* begin Available records *

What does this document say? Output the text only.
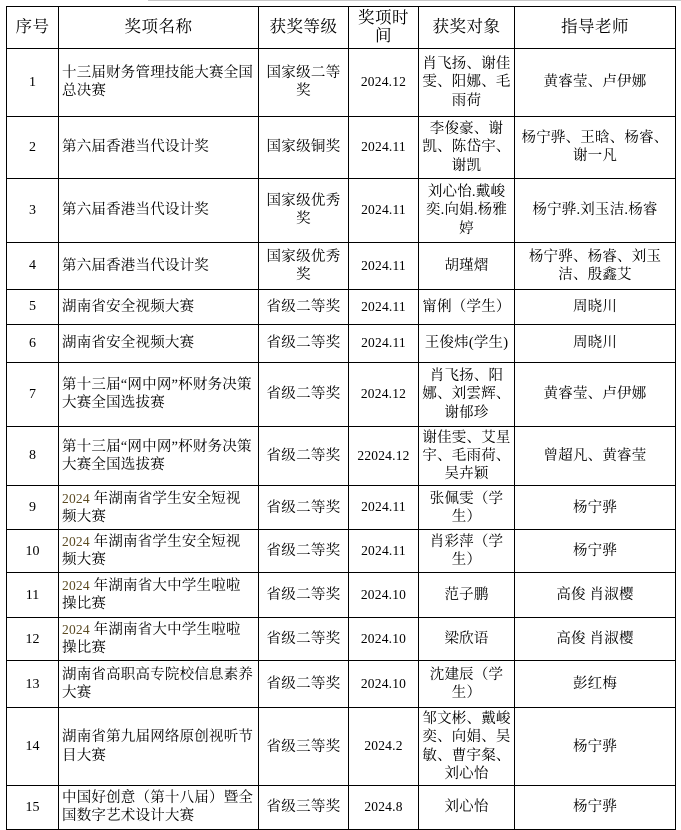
序号	奖项名称	获奖等级	奖项时间	获奖对象	指导老师
1	十三届财务管理技能大赛全国总决赛	国家级二等奖	2024.12	肖飞扬、谢佳雯、阳娜、毛雨荷	黄睿莹、卢伊娜
2	第六届香港当代设计奖	国家级铜奖	2024.11	李俊豪、谢凯、陈岱宇、谢凯	杨宁骅、王晗、杨睿、谢一凡
3	第六届香港当代设计奖	国家级优秀奖	2024.11	刘心怡.戴峻奕.向娟.杨雅婷	杨宁骅.刘玉洁.杨睿
4	第六届香港当代设计奖	国家级优秀奖	2024.11	胡瑾熠	杨宁骅、杨睿、刘玉洁、殷鑫艾
5	湖南省安全视频大赛	省级二等奖	2024.11	甯俐（学生）	周晓川
6	湖南省安全视频大赛	省级二等奖	2024.11	王俊炜(学生)	周晓川
7	第十三届“网中网”杯财务决策大赛全国选拔赛	省级二等奖	2024.12	肖飞扬、阳娜、刘雲辉、谢郁珍	黄睿莹、卢伊娜
8	第十三届“网中网”杯财务决策大赛全国选拔赛	省级二等奖	22024.12	谢佳雯、艾星宇、毛雨荷、吴卉颖	曾超凡、黄睿莹
9	2024 年湖南省学生安全短视频大赛	省级二等奖	2024.11	张佩雯（学生）	杨宁骅
10	2024 年湖南省学生安全短视频大赛	省级二等奖	2024.11	肖彩萍（学生）	杨宁骅
11	2024 年湖南省大中学生啦啦操比赛	省级二等奖	2024.10	范子鹏	高俊 肖淑樱
12	2024 年湖南省大中学生啦啦操比赛	省级二等奖	2024.10	梁欣语	高俊 肖淑樱
13	湖南省高职高专院校信息素养大赛	省级二等奖	2024.10	沈建辰（学生）	彭红梅
14	湖南省第九届网络原创视听节目大赛	省级三等奖	2024.2	邹文彬、戴峻奕、向娟、吴敏、曹宇粲、刘心怡	杨宁骅
15	中国好创意（第十八届）暨全国数字艺术设计大赛	省级三等奖	2024.8	刘心怡	杨宁骅
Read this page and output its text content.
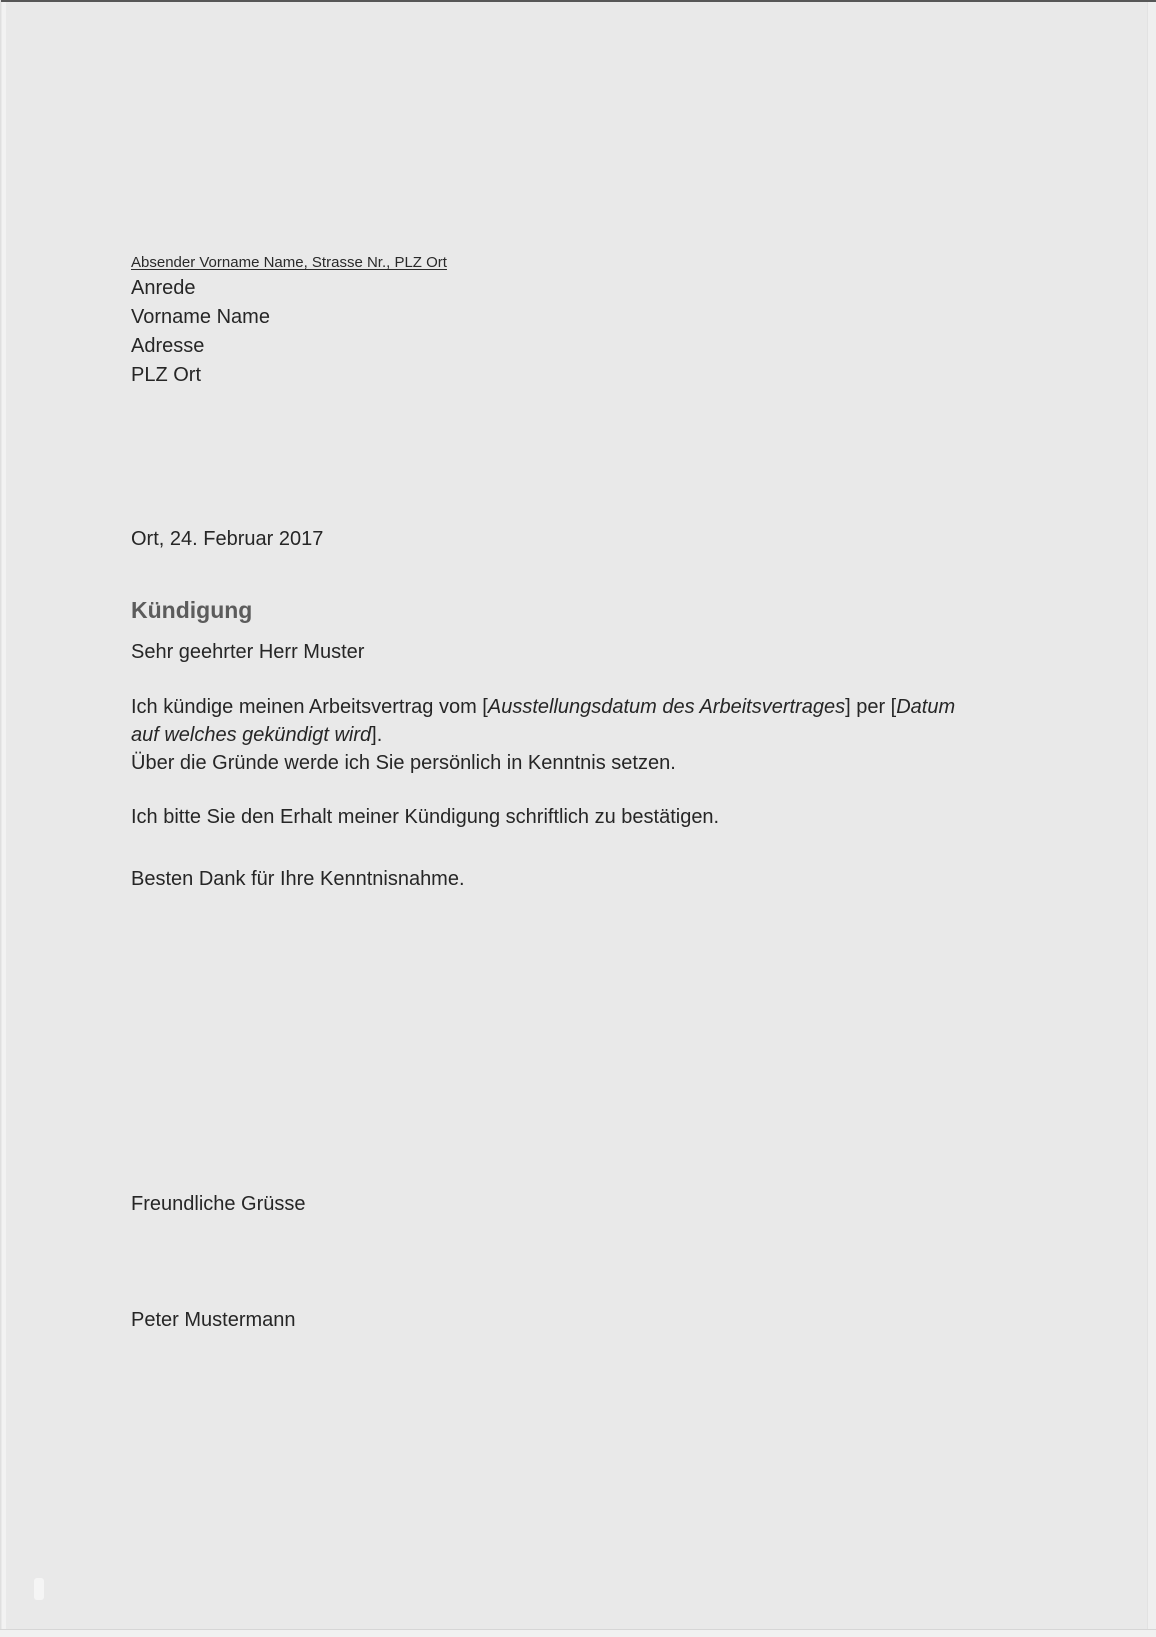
Absender Vorname Name, Strasse Nr., PLZ Ort
Anrede
Vorname Name
Adresse
PLZ Ort
Ort, 24. Februar 2017
Kündigung
Sehr geehrter Herr Muster
Ich kündige meinen Arbeitsvertrag vom [Ausstellungsdatum des Arbeitsvertrages] per [Datum
auf welches gekündigt wird].
Über die Gründe werde ich Sie persönlich in Kenntnis setzen.
Ich bitte Sie den Erhalt meiner Kündigung schriftlich zu bestätigen.
Besten Dank für Ihre Kenntnisnahme.
Freundliche Grüsse
Peter Mustermann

* end Available records *

*Task statement*. Find all the lines containing "杯财务决策大赛全国选拔赛" in the material, then copy them.

*Finished task*.
7	第十三届“网中网”杯财务决策大赛全国选拔赛	省级二等奖	2024.12	肖飞扬、阳娜、刘雲辉、谢郁珍	黄睿莹、卢伊娜
8	第十三届“网中网”杯财务决策大赛全国选拔赛	省级二等奖	22024.12	谢佳雯、艾星宇、毛雨荷、吴卉颖	曾超凡、黄睿莹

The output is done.